Task brief
Your task is to repeat the entries word for word while leaving out the pictures.

* Begin Extracted entries *

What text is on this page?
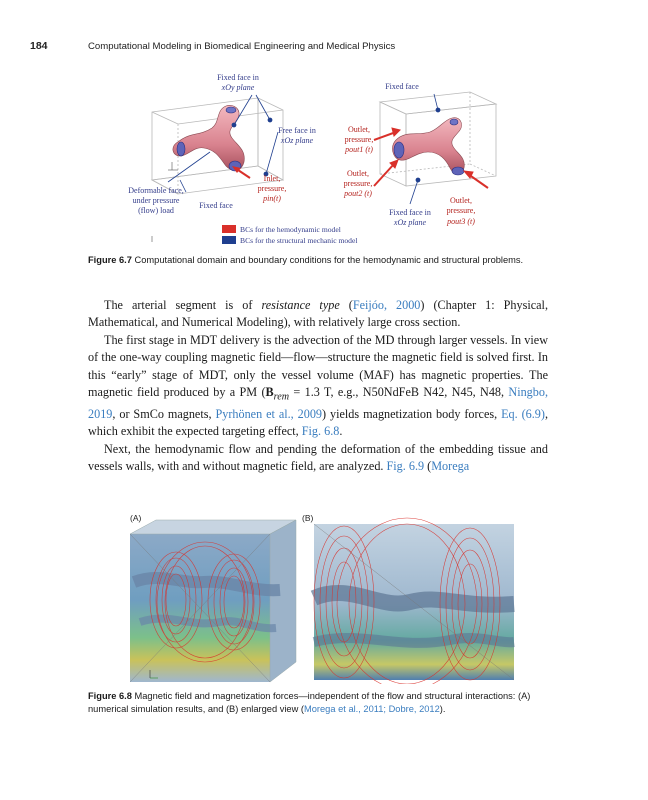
184	Computational Modeling in Biomedical Engineering and Medical Physics
Fixed face in
xOy plane	Fixed face
Free face in
xOz plane
Deformable face,
under pressure
(flow) load
Fixed face
Fixed face in
xOz plane
Outlet,
pressure,
pout1 (t)
Inlet,
pressure,
pin(t)
Outlet,
pressure,
pout2 (t)
Outlet,
pressure,
pout3 (t)
BCs for the hemodynamic model
BCs for the structural mechanic model
Figure 6.7 Computational domain and boundary conditions for the hemodynamic and structural problems.

The arterial segment is of resistance type (Feijóo, 2000) (Chapter 1: Physical, Mathematical, and Numerical Modeling), with relatively large cross section.

The first stage in MDT delivery is the advection of the MD through larger vessels. In view of the one-way coupling magnetic field—flow—structure the magnetic field is solved first. In this “early” stage of MDT, only the vessel volume (MAF) has magnetic properties. The magnetic field produced by a PM ($B_{rem} = 1.3$ T, e.g., N50NdFeB N42, N45, N48, Ningbo, 2019, or SmCo magnets, Pyrhönen et al., 2009) yields magnetization body forces, Eq. (6.9), which exhibit the expected targeting effect, Fig. 6.8.

Next, the hemodynamic flow and pending the deformation of the embedding tissue and vessels walls, with and without magnetic field, are analyzed. Fig. 6.9 (Morega

(A)	(B)
Figure 6.8 Magnetic field and magnetization forces—independent of the flow and structural interactions: (A) numerical simulation results, and (B) enlarged view (Morega et al., 2011; Dobre, 2012).
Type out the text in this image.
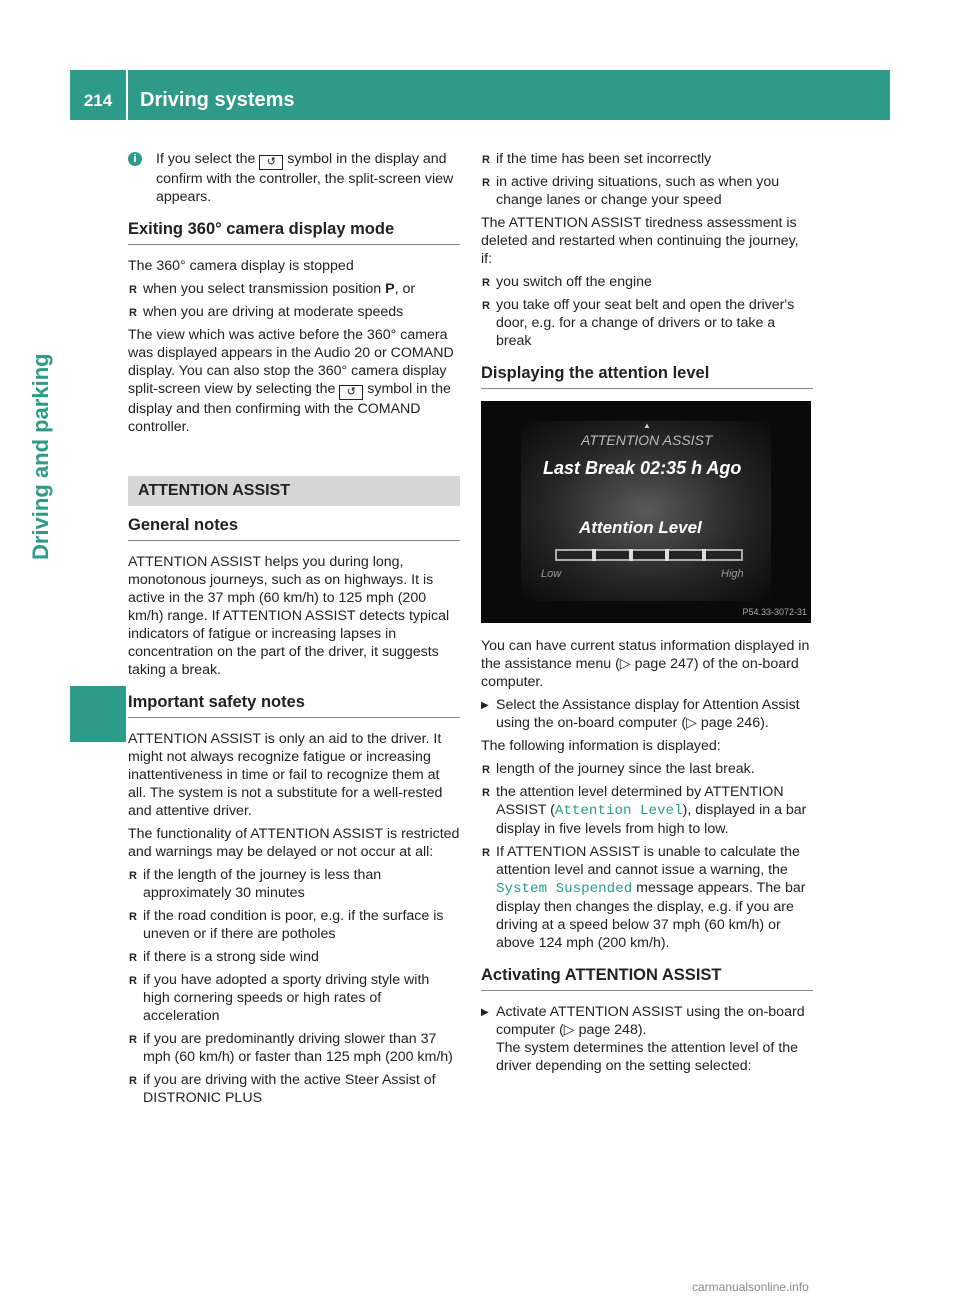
214	Driving systems
Driving and parking

i	If you select the ↺ symbol in the display and confirm with the controller, the split-screen view appears.

Exiting 360° camera display mode

The 360° camera display is stopped

R when you select transmission position P, or
R when you are driving at moderate speeds

The view which was active before the 360° camera was displayed appears in the Audio 20 or COMAND display. You can also stop the 360° camera display split-screen view by selecting the ↺ symbol in the display and then confirming with the COMAND controller.

ATTENTION ASSIST
General notes

ATTENTION ASSIST helps you during long, monotonous journeys, such as on highways. It is active in the 37 mph (60 km/h) to 125 mph (200 km/h) range. If ATTENTION ASSIST detects typical indicators of fatigue or increasing lapses in concentration on the part of the driver, it suggests taking a break.

Important safety notes

ATTENTION ASSIST is only an aid to the driver. It might not always recognize fatigue or increasing inattentiveness in time or fail to recognize them at all. The system is not a substitute for a well-rested and attentive driver.

The functionality of ATTENTION ASSIST is restricted and warnings may be delayed or not occur at all:

R if the length of the journey is less than approximately 30 minutes
R if the road condition is poor, e.g. if the surface is uneven or if there are potholes
R if there is a strong side wind
R if you have adopted a sporty driving style with high cornering speeds or high rates of acceleration
R if you are predominantly driving slower than 37 mph (60 km/h) or faster than 125 mph (200 km/h)
R if you are driving with the active Steer Assist of DISTRONIC PLUS
R if the time has been set incorrectly
R in active driving situations, such as when you change lanes or change your speed

The ATTENTION ASSIST tiredness assessment is deleted and restarted when continuing the journey, if:

R you switch off the engine
R you take off your seat belt and open the driver's door, e.g. for a change of drivers or to take a break
Displaying the attention level
▲
ATTENTION ASSIST
Last Break 02:35 h Ago
Attention Level
Low	High
P54.33-3072-31

You can have current status information displayed in the assistance menu (▷ page 247) of the on-board computer.

▶ Select the Assistance display for Attention Assist using the on-board computer (▷ page 246).

The following information is displayed:

R length of the journey since the last break.
R the attention level determined by ATTENTION ASSIST (Attention Level), displayed in a bar display in five levels from high to low.
R If ATTENTION ASSIST is unable to calculate the attention level and cannot issue a warning, the System Suspended message appears. The bar display then changes the display, e.g. if you are driving at a speed below 37 mph (60 km/h) or above 124 mph (200 km/h).
Activating ATTENTION ASSIST
▶ Activate ATTENTION ASSIST using the on-board computer (▷ page 248).
The system determines the attention level of the driver depending on the setting selected:
carmanualsonline.info
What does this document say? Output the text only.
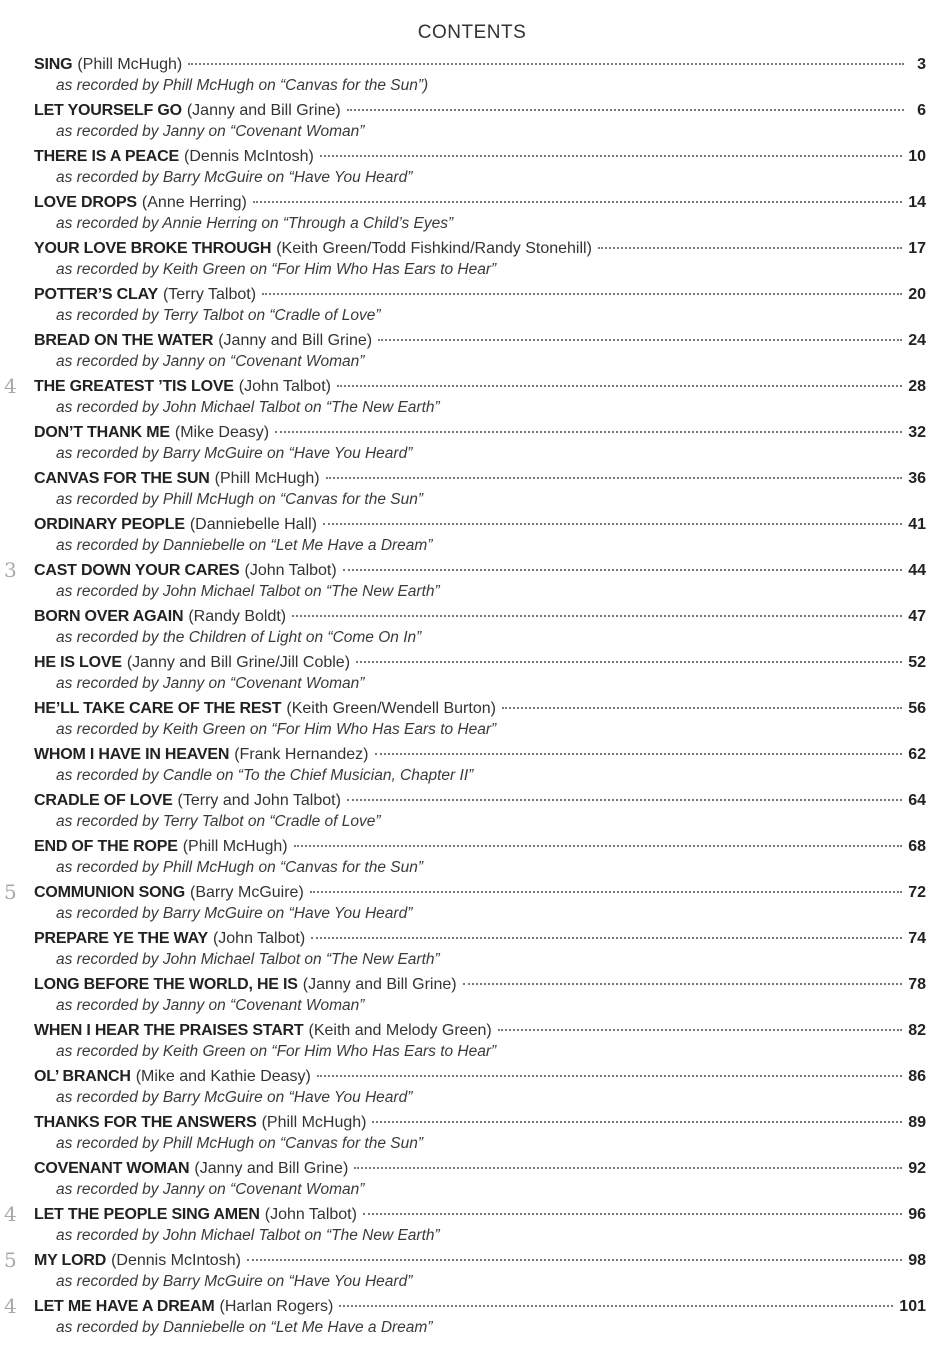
CONTENTS
SING (Phill McHugh)	3
as recorded by Phill McHugh on “Canvas for the Sun”)
LET YOURSELF GO (Janny and Bill Grine)	6
as recorded by Janny on “Covenant Woman”
THERE IS A PEACE (Dennis McIntosh)	10
as recorded by Barry McGuire on “Have You Heard”
LOVE DROPS (Anne Herring)	14
as recorded by Annie Herring on “Through a Child’s Eyes”
YOUR LOVE BROKE THROUGH (Keith Green/Todd Fishkind/Randy Stonehill)	17
as recorded by Keith Green on “For Him Who Has Ears to Hear”
POTTER’S CLAY (Terry Talbot)	20
as recorded by Terry Talbot on “Cradle of Love”
BREAD ON THE WATER (Janny and Bill Grine)	24
as recorded by Janny on “Covenant Woman”
THE GREATEST ’TIS LOVE (John Talbot)	28
as recorded by John Michael Talbot on “The New Earth”
DON’T THANK ME (Mike Deasy)	32
as recorded by Barry McGuire on “Have You Heard”
CANVAS FOR THE SUN (Phill McHugh)	36
as recorded by Phill McHugh on “Canvas for the Sun”
ORDINARY PEOPLE (Danniebelle Hall)	41
as recorded by Danniebelle on “Let Me Have a Dream”
CAST DOWN YOUR CARES (John Talbot)	44
as recorded by John Michael Talbot on “The New Earth”
BORN OVER AGAIN (Randy Boldt)	47
as recorded by the Children of Light on “Come On In”
HE IS LOVE (Janny and Bill Grine/Jill Coble)	52
as recorded by Janny on “Covenant Woman”
HE’LL TAKE CARE OF THE REST (Keith Green/Wendell Burton)	56
as recorded by Keith Green on “For Him Who Has Ears to Hear”
WHOM I HAVE IN HEAVEN (Frank Hernandez)	62
as recorded by Candle on “To the Chief Musician, Chapter II”
CRADLE OF LOVE (Terry and John Talbot)	64
as recorded by Terry Talbot on “Cradle of Love”
END OF THE ROPE (Phill McHugh)	68
as recorded by Phill McHugh on “Canvas for the Sun”
COMMUNION SONG (Barry McGuire)	72
as recorded by Barry McGuire on “Have You Heard”
PREPARE YE THE WAY (John Talbot)	74
as recorded by John Michael Talbot on “The New Earth”
LONG BEFORE THE WORLD, HE IS (Janny and Bill Grine)	78
as recorded by Janny on “Covenant Woman”
WHEN I HEAR THE PRAISES START (Keith and Melody Green)	82
as recorded by Keith Green on “For Him Who Has Ears to Hear”
OL’ BRANCH (Mike and Kathie Deasy)	86
as recorded by Barry McGuire on “Have You Heard”
THANKS FOR THE ANSWERS (Phill McHugh)	89
as recorded by Phill McHugh on “Canvas for the Sun”
COVENANT WOMAN (Janny and Bill Grine)	92
as recorded by Janny on “Covenant Woman”
LET THE PEOPLE SING AMEN (John Talbot)	96
as recorded by John Michael Talbot on “The New Earth”
MY LORD (Dennis McIntosh)	98
as recorded by Barry McGuire on “Have You Heard”
LET ME HAVE A DREAM (Harlan Rogers)	101
as recorded by Danniebelle on “Let Me Have a Dream”
4
3
5
4
5
4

* End Extracted entries *

Solution for this exercise
What text is on this page?
184	Computational Modeling in Biomedical Engineering and Medical Physics
Fixed face in
xOy plane	Fixed face
Free face in
xOz plane
Deformable face,
under pressure
(flow) load
Fixed face
Fixed face in
xOz plane
Outlet,
pressure,
pout1 (t)
Inlet,
pressure,
pin(t)
Outlet,
pressure,
pout2 (t)
Outlet,
pressure,
pout3 (t)
BCs for the hemodynamic model
BCs for the structural mechanic model
Figure 6.7 Computational domain and boundary conditions for the hemodynamic and structural problems.

The arterial segment is of resistance type (Feijóo, 2000) (Chapter 1: Physical, Mathematical, and Numerical Modeling), with relatively large cross section.

The first stage in MDT delivery is the advection of the MD through larger vessels. In view of the one-way coupling magnetic field—flow—structure the magnetic field is solved first. In this “early” stage of MDT, only the vessel volume (MAF) has magnetic properties. The magnetic field produced by a PM ($B_{rem} = 1.3$ T, e.g., N50NdFeB N42, N45, N48, Ningbo, 2019, or SmCo magnets, Pyrhönen et al., 2009) yields magnetization body forces, Eq. (6.9), which exhibit the expected targeting effect, Fig. 6.8.

Next, the hemodynamic flow and pending the deformation of the embedding tissue and vessels walls, with and without magnetic field, are analyzed. Fig. 6.9 (Morega

(A)	(B)
Figure 6.8 Magnetic field and magnetization forces—independent of the flow and structural interactions: (A) numerical simulation results, and (B) enlarged view (Morega et al., 2011; Dobre, 2012).
Type out the text in this image.
214	Driving systems
Driving and parking

i	If you select the ↺ symbol in the display and confirm with the controller, the split-screen view appears.

Exiting 360° camera display mode

The 360° camera display is stopped

R when you select transmission position P, or
R when you are driving at moderate speeds

The view which was active before the 360° camera was displayed appears in the Audio 20 or COMAND display. You can also stop the 360° camera display split-screen view by selecting the ↺ symbol in the display and then confirming with the COMAND controller.

ATTENTION ASSIST
General notes

ATTENTION ASSIST helps you during long, monotonous journeys, such as on highways. It is active in the 37 mph (60 km/h) to 125 mph (200 km/h) range. If ATTENTION ASSIST detects typical indicators of fatigue or increasing lapses in concentration on the part of the driver, it suggests taking a break.

Important safety notes

ATTENTION ASSIST is only an aid to the driver. It might not always recognize fatigue or increasing inattentiveness in time or fail to recognize them at all. The system is not a substitute for a well-rested and attentive driver.

The functionality of ATTENTION ASSIST is restricted and warnings may be delayed or not occur at all:

R if the length of the journey is less than approximately 30 minutes
R if the road condition is poor, e.g. if the surface is uneven or if there are potholes
R if there is a strong side wind
R if you have adopted a sporty driving style with high cornering speeds or high rates of acceleration
R if you are predominantly driving slower than 37 mph (60 km/h) or faster than 125 mph (200 km/h)
R if you are driving with the active Steer Assist of DISTRONIC PLUS
R if the time has been set incorrectly
R in active driving situations, such as when you change lanes or change your speed

The ATTENTION ASSIST tiredness assessment is deleted and restarted when continuing the journey, if:

R you switch off the engine
R you take off your seat belt and open the driver's door, e.g. for a change of drivers or to take a break
Displaying the attention level
▲
ATTENTION ASSIST
Last Break 02:35 h Ago
Attention Level
Low	High
P54.33-3072-31

You can have current status information displayed in the assistance menu (▷ page 247) of the on-board computer.

▶ Select the Assistance display for Attention Assist using the on-board computer (▷ page 246).

The following information is displayed:

R length of the journey since the last break.
R the attention level determined by ATTENTION ASSIST (Attention Level), displayed in a bar display in five levels from high to low.
R If ATTENTION ASSIST is unable to calculate the attention level and cannot issue a warning, the System Suspended message appears. The bar display then changes the display, e.g. if you are driving at a speed below 37 mph (60 km/h) or above 124 mph (200 km/h).
Activating ATTENTION ASSIST
▶ Activate ATTENTION ASSIST using the on-board computer (▷ page 248).
The system determines the attention level of the driver depending on the setting selected:
carmanualsonline.info
What does this document say? Output the text only.
CONTENTS
SING (Phill McHugh)	3
as recorded by Phill McHugh on “Canvas for the Sun”)
LET YOURSELF GO (Janny and Bill Grine)	6
as recorded by Janny on “Covenant Woman”
THERE IS A PEACE (Dennis McIntosh)	10
as recorded by Barry McGuire on “Have You Heard”
LOVE DROPS (Anne Herring)	14
as recorded by Annie Herring on “Through a Child’s Eyes”
YOUR LOVE BROKE THROUGH (Keith Green/Todd Fishkind/Randy Stonehill)	17
as recorded by Keith Green on “For Him Who Has Ears to Hear”
POTTER’S CLAY (Terry Talbot)	20
as recorded by Terry Talbot on “Cradle of Love”
BREAD ON THE WATER (Janny and Bill Grine)	24
as recorded by Janny on “Covenant Woman”
THE GREATEST ’TIS LOVE (John Talbot)	28
as recorded by John Michael Talbot on “The New Earth”
DON’T THANK ME (Mike Deasy)	32
as recorded by Barry McGuire on “Have You Heard”
CANVAS FOR THE SUN (Phill McHugh)	36
as recorded by Phill McHugh on “Canvas for the Sun”
ORDINARY PEOPLE (Danniebelle Hall)	41
as recorded by Danniebelle on “Let Me Have a Dream”
CAST DOWN YOUR CARES (John Talbot)	44
as recorded by John Michael Talbot on “The New Earth”
BORN OVER AGAIN (Randy Boldt)	47
as recorded by the Children of Light on “Come On In”
HE IS LOVE (Janny and Bill Grine/Jill Coble)	52
as recorded by Janny on “Covenant Woman”
HE’LL TAKE CARE OF THE REST (Keith Green/Wendell Burton)	56
as recorded by Keith Green on “For Him Who Has Ears to Hear”
WHOM I HAVE IN HEAVEN (Frank Hernandez)	62
as recorded by Candle on “To the Chief Musician, Chapter II”
CRADLE OF LOVE (Terry and John Talbot)	64
as recorded by Terry Talbot on “Cradle of Love”
END OF THE ROPE (Phill McHugh)	68
as recorded by Phill McHugh on “Canvas for the Sun”
COMMUNION SONG (Barry McGuire)	72
as recorded by Barry McGuire on “Have You Heard”
PREPARE YE THE WAY (John Talbot)	74
as recorded by John Michael Talbot on “The New Earth”
LONG BEFORE THE WORLD, HE IS (Janny and Bill Grine)	78
as recorded by Janny on “Covenant Woman”
WHEN I HEAR THE PRAISES START (Keith and Melody Green)	82
as recorded by Keith Green on “For Him Who Has Ears to Hear”
OL’ BRANCH (Mike and Kathie Deasy)	86
as recorded by Barry McGuire on “Have You Heard”
THANKS FOR THE ANSWERS (Phill McHugh)	89
as recorded by Phill McHugh on “Canvas for the Sun”
COVENANT WOMAN (Janny and Bill Grine)	92
as recorded by Janny on “Covenant Woman”
LET THE PEOPLE SING AMEN (John Talbot)	96
as recorded by John Michael Talbot on “The New Earth”
MY LORD (Dennis McIntosh)	98
as recorded by Barry McGuire on “Have You Heard”
LET ME HAVE A DREAM (Harlan Rogers)	101
as recorded by Danniebelle on “Let Me Have a Dream”
4
3
5
4
5
4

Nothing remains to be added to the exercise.